*TASK DIRECTIONS*:
Reproduce the full listing without a single change.

*DATA SHOWN*:
⁂
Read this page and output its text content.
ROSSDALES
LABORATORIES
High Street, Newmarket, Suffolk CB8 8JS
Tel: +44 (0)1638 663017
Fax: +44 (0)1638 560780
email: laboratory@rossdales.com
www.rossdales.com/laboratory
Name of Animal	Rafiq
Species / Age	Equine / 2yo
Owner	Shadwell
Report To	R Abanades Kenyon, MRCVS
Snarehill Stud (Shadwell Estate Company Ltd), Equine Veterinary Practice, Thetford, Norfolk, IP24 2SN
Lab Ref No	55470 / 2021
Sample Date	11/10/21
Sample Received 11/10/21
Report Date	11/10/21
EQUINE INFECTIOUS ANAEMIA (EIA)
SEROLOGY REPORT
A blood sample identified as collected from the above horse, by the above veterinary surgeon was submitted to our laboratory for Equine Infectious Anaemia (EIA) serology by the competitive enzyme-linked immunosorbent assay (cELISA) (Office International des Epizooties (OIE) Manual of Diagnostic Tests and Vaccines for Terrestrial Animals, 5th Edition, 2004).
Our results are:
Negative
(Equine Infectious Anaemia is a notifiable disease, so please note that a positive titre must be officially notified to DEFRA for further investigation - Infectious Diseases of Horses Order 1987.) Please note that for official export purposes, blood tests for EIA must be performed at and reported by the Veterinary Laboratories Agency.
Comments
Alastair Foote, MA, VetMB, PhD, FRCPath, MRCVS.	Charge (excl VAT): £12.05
⁂
*RESULT OF THIS TASK*:
Read this page and output its text content.
ROSSDALES
LABORATORIES
High Street, Newmarket, Suffolk CB8 8JS
Tel: +44 (0)1638 663017
Fax: +44 (0)1638 560780
email: laboratory@rossdales.com
www.rossdales.com/laboratory
Name of Animal	Rafiq
Species / Age	Equine / 2yo
Owner	Shadwell
Report To	R Abanades Kenyon, MRCVS
Snarehill Stud (Shadwell Estate Company Ltd), Equine Veterinary Practice, Thetford, Norfolk, IP24 2SN
Lab Ref No	55470 / 2021
Sample Date	11/10/21
Sample Received 11/10/21
Report Date	11/10/21
EQUINE INFECTIOUS ANAEMIA (EIA)
SEROLOGY REPORT
A blood sample identified as collected from the above horse, by the above veterinary surgeon was submitted to our laboratory for Equine Infectious Anaemia (EIA) serology by the competitive enzyme-linked immunosorbent assay (cELISA) (Office International des Epizooties (OIE) Manual of Diagnostic Tests and Vaccines for Terrestrial Animals, 5th Edition, 2004).
Our results are:
Negative
(Equine Infectious Anaemia is a notifiable disease, so please note that a positive titre must be officially notified to DEFRA for further investigation - Infectious Diseases of Horses Order 1987.) Please note that for official export purposes, blood tests for EIA must be performed at and reported by the Veterinary Laboratories Agency.
Comments
Alastair Foote, MA, VetMB, PhD, FRCPath, MRCVS.	Charge (excl VAT): £12.05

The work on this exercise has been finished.